● **Written instruction 1**
Echo the part of the perfectionism post below that opens with the words containing "This isn’t my" and closes with "one certain way.", keeping every word and mark unchanged.

Perfectionism and me

Nothing makes me feel more worthless than my perfectionism.  I hate being this way, but it seems no matter how I try not to be this way, it almost seems to get worse.

This isn't my desk, but I want order like this.  I need it, not just want it.

This isn’t my desk, but I want order like this. I need it, not just want it.

For me, perfectionism has lots of ways it controls things in my life.  I really wish I could be different.  Sometimes it is how I do my homework.  I have to have all the writing on the page exactly perfect.  If one word looks wrong to me, I will redo the whole thing.  It takes a long time to get things done and it’s really frustrating when you cant stand things to be any way but just this one certain way.

For the most part,  it also decides how things are around me.  Like I cant handle chaos at ALL.  My room has to be clean and things in place all the time or I feel really crazy inside.  When things are out of order it seems like my whole life is out of control.  I start to feel like I am stupid and dumb, and the more upset I get the more little things bother me.  The only way to stop feeling worse is to clean.  I have to take control of it before it controls me.  Often, when I am cleaning because of this reason, I get really mad.  I usually will end up throwing a lot of things away, or tearing up things that later I wish I hadn’t really done.  At the time I just have to have things really really clean, and so when I am mad I dont care about anything but that.

It doesn’t have to be big things for me to get really upset.  I know I drive my sister crazy, because she is the exact opposite as me.  We share a room and have since she was born.  I am the oldest, but we are only a year and a half apart.   She really doesn’t care if there are socks on the floor or if her bed is made every day.  She is okay with her things just being any way she sets them down, and her laundry pile in the little hamper can overflow till it gets done, and she’s fine with that.

I do my own laundry a couple times a week

I do my own laundry a couple times a week

Me?  I have to have things picked up, my bed nice, and my things organized, perfectly.  I do my laundry myself, because I dont like people touching my things, and I do it the minute it starts to get part way full.  I dont like any other things added in with my laundry, so my mom lets me just do mine alone, by itself.  My sister and I have separate laundry hampers.  Mom usually adds things in with small loads to make a large load, but that makes me really upset and uncomfortable.  I dont like germs or dirt from something or someone else’s things mixing in the wash with mine.

(Layout coordinate data)
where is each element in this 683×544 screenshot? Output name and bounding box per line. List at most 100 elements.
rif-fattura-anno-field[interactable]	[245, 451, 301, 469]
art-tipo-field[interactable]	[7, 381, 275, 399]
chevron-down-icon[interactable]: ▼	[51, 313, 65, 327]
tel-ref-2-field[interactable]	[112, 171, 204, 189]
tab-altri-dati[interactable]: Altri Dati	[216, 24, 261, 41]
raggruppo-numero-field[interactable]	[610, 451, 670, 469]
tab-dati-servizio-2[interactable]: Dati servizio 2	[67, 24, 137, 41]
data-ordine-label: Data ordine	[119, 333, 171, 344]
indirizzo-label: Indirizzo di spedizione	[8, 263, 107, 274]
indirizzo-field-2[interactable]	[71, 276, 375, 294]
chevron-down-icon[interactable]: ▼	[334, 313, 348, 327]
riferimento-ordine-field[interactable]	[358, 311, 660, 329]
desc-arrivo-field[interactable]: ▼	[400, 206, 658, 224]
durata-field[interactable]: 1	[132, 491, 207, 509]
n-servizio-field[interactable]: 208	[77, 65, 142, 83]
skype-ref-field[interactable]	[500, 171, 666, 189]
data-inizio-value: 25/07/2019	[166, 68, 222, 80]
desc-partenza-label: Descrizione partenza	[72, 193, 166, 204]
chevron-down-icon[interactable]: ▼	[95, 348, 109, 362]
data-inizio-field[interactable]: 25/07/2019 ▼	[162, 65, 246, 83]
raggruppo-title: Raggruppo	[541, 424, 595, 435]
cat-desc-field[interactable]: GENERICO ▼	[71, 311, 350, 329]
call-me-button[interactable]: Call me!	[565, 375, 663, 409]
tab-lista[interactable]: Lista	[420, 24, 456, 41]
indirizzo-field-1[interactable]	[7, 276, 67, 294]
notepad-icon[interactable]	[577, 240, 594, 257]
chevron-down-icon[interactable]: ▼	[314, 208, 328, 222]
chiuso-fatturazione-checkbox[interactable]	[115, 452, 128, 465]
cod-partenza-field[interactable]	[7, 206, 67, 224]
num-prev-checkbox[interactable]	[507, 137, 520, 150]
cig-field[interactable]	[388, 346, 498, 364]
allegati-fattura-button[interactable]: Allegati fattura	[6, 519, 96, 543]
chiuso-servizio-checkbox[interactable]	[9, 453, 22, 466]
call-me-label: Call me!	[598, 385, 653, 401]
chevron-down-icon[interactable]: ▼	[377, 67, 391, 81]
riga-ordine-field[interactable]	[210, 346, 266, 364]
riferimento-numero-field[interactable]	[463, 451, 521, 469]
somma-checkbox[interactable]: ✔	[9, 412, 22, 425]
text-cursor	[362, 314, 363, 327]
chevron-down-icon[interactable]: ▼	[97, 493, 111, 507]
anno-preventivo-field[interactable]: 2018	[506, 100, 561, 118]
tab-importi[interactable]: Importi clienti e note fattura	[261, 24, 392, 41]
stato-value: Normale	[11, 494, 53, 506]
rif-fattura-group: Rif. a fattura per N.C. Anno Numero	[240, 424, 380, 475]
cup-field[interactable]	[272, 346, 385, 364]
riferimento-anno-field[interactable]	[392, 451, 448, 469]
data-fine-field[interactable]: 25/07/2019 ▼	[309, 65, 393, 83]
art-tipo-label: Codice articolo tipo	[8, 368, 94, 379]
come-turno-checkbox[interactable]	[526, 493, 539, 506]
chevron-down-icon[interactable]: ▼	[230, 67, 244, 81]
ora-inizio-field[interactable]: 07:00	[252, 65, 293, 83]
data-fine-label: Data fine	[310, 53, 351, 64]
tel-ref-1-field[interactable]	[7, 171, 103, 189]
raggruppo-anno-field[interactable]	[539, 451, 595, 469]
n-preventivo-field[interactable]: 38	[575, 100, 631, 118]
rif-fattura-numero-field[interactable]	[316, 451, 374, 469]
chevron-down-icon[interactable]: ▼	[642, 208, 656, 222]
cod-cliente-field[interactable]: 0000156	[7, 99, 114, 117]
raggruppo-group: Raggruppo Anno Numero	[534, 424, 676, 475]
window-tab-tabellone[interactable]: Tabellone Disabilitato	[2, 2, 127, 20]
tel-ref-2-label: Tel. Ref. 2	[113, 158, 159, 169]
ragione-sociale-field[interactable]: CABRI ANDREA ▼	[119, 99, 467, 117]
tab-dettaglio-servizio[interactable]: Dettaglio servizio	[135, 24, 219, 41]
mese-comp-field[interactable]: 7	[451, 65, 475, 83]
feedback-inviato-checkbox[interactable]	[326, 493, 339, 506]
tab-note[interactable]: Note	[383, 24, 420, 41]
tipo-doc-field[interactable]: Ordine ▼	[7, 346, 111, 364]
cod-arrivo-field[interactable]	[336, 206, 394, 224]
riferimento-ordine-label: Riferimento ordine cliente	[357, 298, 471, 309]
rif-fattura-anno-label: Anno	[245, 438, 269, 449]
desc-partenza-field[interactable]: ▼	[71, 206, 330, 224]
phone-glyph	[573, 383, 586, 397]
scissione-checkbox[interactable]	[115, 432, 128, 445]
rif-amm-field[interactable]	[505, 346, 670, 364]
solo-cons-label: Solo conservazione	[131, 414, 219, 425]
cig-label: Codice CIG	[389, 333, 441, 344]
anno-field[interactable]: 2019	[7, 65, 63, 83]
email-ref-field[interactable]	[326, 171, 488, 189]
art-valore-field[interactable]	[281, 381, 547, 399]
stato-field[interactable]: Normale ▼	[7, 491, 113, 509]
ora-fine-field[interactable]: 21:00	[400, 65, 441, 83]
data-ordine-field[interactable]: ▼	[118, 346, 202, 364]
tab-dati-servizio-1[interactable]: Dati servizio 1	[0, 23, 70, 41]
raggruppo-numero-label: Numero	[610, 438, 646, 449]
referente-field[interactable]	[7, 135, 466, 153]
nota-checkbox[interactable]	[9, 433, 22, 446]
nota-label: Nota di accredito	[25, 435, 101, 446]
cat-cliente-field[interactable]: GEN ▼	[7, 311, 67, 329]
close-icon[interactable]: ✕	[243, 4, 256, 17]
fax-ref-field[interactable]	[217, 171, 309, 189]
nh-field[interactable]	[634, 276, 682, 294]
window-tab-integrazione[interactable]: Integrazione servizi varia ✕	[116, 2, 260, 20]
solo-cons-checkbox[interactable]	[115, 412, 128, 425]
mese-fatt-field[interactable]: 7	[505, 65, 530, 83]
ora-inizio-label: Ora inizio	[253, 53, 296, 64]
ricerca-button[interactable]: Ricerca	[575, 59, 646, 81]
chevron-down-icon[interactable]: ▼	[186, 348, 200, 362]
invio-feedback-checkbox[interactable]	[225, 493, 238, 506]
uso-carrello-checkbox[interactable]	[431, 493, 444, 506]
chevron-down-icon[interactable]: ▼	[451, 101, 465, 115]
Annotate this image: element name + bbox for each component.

---

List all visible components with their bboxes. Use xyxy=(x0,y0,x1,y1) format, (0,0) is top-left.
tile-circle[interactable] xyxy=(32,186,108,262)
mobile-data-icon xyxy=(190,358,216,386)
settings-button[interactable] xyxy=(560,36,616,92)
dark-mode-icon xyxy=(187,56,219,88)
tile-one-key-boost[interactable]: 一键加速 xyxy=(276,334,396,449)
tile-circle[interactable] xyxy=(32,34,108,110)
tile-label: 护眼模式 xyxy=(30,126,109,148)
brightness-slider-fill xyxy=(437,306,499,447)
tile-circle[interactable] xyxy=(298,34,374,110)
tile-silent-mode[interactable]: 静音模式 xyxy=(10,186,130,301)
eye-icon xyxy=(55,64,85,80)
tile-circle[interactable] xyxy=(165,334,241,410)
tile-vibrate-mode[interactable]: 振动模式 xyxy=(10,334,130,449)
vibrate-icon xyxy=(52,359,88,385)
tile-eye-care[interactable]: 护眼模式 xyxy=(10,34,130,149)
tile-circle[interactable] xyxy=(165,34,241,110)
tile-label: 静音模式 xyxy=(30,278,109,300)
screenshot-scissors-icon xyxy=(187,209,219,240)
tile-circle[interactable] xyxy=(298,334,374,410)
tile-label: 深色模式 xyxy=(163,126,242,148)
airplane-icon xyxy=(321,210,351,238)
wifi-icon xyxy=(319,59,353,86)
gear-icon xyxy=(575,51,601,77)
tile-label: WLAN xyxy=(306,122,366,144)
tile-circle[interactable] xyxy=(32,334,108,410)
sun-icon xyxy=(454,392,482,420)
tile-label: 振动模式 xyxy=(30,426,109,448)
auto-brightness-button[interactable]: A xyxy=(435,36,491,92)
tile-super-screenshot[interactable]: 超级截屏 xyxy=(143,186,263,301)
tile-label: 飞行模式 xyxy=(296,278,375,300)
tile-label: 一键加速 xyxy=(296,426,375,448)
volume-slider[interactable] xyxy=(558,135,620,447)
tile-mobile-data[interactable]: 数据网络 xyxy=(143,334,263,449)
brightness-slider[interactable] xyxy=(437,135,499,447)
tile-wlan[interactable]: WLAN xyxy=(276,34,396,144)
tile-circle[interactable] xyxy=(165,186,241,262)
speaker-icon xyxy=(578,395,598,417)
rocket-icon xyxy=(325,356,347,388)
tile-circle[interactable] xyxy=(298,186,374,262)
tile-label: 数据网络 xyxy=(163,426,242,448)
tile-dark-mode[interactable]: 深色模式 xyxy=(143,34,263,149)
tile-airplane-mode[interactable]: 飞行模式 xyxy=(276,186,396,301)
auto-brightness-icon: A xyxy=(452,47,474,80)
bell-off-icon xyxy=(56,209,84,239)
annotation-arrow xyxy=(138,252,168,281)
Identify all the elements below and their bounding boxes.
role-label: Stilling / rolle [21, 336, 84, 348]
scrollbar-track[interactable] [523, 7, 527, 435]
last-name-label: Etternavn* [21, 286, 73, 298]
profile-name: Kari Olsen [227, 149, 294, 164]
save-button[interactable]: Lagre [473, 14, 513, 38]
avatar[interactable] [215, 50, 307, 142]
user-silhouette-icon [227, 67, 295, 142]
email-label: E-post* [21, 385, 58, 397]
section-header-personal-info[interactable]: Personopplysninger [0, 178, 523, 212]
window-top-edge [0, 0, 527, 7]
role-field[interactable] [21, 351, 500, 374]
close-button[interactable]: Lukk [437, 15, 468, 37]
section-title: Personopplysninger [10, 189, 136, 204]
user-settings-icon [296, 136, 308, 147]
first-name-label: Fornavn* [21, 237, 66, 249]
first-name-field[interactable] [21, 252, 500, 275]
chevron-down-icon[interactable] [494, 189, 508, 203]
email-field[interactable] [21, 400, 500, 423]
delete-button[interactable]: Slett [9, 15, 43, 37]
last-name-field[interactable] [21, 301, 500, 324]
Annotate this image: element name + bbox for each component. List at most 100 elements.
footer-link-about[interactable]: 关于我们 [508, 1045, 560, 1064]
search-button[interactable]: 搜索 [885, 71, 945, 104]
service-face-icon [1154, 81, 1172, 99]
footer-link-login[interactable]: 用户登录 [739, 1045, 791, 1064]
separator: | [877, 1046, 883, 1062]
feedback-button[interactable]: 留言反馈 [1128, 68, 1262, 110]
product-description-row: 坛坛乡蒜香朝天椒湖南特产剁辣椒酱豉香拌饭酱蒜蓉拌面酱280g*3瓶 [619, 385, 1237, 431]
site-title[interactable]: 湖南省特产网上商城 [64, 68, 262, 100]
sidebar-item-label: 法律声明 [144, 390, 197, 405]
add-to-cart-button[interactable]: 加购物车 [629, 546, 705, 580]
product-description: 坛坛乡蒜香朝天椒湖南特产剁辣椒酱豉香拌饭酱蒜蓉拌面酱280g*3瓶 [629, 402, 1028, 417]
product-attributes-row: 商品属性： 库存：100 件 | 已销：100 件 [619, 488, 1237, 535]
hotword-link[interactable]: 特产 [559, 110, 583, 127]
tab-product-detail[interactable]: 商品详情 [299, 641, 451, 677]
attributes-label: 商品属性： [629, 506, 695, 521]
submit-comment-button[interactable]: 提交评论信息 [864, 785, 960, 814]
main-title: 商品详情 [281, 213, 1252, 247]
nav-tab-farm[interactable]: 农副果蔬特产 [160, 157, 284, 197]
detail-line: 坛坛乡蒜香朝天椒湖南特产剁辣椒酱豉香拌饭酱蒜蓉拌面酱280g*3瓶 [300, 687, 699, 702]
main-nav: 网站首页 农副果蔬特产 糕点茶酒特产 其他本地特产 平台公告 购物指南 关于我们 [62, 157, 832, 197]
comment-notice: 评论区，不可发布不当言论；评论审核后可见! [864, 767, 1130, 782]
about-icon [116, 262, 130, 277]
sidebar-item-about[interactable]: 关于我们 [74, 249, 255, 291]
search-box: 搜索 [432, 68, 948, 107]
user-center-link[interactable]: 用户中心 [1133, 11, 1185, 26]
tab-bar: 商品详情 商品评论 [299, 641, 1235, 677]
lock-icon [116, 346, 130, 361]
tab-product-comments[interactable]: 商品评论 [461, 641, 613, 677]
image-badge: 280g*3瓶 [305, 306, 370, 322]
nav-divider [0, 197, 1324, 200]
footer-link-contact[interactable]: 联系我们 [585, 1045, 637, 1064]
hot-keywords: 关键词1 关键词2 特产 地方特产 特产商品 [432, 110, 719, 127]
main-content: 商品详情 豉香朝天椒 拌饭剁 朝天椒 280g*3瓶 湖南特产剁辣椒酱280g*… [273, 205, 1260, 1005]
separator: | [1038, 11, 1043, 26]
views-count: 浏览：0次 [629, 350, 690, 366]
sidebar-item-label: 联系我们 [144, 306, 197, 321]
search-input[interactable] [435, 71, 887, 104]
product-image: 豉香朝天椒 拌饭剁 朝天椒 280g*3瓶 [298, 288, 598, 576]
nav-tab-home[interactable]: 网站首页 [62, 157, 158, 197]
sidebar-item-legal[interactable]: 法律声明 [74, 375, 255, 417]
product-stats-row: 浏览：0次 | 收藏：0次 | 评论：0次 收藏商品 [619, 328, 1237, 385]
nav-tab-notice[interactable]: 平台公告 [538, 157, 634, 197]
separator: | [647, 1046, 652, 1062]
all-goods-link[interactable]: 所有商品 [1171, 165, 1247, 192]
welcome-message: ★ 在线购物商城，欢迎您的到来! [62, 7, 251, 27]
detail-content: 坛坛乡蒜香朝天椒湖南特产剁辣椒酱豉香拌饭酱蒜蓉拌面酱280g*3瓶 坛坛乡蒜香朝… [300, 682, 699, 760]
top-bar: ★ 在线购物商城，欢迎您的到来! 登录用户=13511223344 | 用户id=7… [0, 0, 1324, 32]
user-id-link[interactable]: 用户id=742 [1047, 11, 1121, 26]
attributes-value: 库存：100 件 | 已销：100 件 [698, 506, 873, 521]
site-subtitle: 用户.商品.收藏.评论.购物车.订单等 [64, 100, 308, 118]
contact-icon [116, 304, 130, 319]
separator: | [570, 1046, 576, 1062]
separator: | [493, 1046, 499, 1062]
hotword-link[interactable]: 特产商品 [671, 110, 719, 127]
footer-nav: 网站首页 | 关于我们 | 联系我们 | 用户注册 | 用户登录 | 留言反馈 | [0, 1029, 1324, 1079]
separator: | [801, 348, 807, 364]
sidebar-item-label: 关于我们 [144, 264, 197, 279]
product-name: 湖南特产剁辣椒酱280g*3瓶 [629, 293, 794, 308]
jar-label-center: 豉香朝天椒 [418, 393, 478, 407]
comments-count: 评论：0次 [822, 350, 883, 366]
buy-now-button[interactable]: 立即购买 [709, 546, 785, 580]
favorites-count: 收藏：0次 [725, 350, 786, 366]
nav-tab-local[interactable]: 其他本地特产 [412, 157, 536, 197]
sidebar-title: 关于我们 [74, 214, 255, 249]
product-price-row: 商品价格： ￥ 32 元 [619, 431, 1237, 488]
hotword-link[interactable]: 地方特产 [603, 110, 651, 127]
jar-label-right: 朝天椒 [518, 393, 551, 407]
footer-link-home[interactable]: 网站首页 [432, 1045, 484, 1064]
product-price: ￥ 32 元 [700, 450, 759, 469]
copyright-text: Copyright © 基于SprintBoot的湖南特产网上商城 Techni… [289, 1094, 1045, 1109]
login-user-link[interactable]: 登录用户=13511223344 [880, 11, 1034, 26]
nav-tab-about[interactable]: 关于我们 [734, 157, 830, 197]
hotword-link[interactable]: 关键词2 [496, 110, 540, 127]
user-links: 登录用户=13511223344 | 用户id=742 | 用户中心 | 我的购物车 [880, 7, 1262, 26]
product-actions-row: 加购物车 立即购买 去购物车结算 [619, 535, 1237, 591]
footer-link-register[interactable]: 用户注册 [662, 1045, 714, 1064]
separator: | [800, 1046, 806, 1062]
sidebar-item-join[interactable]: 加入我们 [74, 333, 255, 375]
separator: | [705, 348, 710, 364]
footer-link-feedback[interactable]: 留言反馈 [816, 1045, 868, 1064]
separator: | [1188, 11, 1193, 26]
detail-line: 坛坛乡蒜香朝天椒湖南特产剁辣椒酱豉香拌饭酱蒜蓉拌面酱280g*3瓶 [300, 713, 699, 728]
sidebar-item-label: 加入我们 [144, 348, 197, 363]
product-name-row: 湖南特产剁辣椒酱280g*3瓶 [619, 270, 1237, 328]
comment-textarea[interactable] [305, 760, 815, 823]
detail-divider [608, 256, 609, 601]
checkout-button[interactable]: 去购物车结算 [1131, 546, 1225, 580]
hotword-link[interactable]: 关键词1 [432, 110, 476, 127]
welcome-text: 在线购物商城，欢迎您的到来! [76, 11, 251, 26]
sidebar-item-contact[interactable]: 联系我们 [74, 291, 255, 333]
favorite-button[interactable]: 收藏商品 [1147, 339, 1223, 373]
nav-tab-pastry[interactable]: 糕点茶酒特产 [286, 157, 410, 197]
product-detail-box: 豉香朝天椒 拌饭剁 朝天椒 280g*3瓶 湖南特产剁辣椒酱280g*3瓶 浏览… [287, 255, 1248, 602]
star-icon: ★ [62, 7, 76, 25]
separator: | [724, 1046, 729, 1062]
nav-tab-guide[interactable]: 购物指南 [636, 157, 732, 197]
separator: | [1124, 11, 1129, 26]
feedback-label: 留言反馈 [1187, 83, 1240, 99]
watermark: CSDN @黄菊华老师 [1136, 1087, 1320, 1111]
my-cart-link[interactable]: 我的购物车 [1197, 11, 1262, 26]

● **Written instruction 2**
Duplicate the lines of the layout coordinate data listing above, starting with the line containing "where is each" and ending with the line containing "indirizzo-label: Indirizzo di", both included. Give only those lines.

● **Solution 1**
This isn’t my desk, but I want order like this. I need it, not just want it.

For me, perfectionism has lots of ways it controls things in my life.  I really wish I could be different.  Sometimes it is how I do my homework.  I have to have all the writing on the page exactly perfect.  If one word looks wrong to me, I will redo the whole thing.  It takes a long time to get things done and it’s really frustrating when you cant stand things to be any way but just this one certain way.

● **Solution 2**
where is each element in this 683×544 screenshot? Output name and bounding box per line. List at most 100 elements.
rif-fattura-anno-field[interactable]	[245, 451, 301, 469]
art-tipo-field[interactable]	[7, 381, 275, 399]
chevron-down-icon[interactable]: ▼	[51, 313, 65, 327]
tel-ref-2-field[interactable]	[112, 171, 204, 189]
tab-altri-dati[interactable]: Altri Dati	[216, 24, 261, 41]
raggruppo-numero-field[interactable]	[610, 451, 670, 469]
tab-dati-servizio-2[interactable]: Dati servizio 2	[67, 24, 137, 41]
data-ordine-label: Data ordine	[119, 333, 171, 344]
indirizzo-label: Indirizzo di spedizione	[8, 263, 107, 274]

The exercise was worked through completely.